**Task prompt**: Pull out every line below that contains the word "text".
[begin The data]
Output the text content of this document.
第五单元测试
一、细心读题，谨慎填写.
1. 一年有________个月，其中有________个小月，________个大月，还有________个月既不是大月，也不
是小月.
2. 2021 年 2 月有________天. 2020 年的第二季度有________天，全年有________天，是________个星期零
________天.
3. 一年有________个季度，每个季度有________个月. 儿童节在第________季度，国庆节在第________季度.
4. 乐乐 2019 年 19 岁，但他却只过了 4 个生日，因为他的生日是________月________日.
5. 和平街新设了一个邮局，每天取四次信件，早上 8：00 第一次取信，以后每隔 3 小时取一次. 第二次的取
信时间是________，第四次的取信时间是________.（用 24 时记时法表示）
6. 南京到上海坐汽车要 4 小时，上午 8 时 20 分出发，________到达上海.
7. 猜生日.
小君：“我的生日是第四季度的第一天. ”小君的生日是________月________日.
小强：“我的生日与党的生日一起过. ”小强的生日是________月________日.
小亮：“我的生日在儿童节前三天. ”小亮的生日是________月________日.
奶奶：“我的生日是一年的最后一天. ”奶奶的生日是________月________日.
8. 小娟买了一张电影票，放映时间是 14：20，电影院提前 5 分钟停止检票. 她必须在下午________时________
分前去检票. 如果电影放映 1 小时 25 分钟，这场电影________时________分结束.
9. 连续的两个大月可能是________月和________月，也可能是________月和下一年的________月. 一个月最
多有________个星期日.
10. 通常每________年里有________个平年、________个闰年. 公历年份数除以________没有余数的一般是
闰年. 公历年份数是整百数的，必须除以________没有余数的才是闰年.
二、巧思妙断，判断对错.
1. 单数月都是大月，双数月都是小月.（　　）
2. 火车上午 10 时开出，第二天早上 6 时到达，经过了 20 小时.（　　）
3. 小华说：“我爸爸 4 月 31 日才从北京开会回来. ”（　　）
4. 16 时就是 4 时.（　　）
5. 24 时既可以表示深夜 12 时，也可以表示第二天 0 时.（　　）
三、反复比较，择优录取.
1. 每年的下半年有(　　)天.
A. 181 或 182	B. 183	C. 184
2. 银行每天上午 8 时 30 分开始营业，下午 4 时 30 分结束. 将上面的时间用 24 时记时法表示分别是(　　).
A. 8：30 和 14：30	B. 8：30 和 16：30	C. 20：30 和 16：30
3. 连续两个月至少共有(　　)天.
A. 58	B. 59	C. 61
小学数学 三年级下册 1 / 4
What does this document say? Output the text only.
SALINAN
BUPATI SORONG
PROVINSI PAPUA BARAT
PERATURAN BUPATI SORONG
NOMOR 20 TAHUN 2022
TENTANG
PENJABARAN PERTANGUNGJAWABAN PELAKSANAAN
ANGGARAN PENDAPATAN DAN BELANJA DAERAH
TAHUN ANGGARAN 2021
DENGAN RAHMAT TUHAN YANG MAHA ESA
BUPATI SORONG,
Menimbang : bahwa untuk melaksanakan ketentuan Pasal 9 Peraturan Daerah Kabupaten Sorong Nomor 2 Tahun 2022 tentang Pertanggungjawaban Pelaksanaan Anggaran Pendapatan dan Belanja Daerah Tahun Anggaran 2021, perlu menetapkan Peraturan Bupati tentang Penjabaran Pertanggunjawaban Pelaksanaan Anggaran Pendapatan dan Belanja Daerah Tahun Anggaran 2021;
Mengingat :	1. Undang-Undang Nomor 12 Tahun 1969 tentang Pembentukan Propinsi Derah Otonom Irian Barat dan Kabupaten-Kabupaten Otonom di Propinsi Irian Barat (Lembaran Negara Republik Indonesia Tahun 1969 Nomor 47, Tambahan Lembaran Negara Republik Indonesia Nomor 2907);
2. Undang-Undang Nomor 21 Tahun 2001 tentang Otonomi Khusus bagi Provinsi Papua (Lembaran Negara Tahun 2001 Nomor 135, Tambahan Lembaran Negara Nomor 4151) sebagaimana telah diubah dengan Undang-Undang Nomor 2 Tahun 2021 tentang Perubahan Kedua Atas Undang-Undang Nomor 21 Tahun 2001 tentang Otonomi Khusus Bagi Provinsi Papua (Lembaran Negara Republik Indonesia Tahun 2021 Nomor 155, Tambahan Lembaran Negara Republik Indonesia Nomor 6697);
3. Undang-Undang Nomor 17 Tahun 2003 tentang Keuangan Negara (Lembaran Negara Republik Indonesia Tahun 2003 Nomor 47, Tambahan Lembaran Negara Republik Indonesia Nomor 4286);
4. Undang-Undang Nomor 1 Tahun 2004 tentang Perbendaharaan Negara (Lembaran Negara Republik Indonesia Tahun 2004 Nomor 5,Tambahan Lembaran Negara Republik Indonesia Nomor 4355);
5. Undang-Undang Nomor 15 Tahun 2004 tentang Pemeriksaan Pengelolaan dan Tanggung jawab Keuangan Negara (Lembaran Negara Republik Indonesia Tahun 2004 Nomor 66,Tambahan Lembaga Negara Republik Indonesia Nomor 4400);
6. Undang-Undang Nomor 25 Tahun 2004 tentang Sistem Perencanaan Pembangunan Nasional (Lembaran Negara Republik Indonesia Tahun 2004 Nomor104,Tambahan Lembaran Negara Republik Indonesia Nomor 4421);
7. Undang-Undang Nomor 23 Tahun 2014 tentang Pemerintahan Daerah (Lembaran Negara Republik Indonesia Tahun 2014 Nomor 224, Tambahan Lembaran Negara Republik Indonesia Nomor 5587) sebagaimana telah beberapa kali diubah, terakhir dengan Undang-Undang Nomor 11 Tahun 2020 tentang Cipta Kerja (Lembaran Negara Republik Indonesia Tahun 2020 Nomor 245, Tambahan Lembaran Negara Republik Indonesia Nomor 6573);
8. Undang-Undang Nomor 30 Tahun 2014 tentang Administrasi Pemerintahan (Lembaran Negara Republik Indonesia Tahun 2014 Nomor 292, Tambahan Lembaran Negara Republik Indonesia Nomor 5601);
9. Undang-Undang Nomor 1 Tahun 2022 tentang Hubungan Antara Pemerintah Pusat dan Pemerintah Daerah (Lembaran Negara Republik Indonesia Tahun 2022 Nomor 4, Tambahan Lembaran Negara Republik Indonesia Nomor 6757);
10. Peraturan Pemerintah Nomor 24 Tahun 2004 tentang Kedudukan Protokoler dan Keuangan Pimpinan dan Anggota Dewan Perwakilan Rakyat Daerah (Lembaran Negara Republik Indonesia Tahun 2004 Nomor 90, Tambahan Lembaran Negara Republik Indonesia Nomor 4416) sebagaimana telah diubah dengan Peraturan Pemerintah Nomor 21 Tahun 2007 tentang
[end The data]
**Reply to the exercise**:
Output the text content of this document.
What does this document say? Output the text only.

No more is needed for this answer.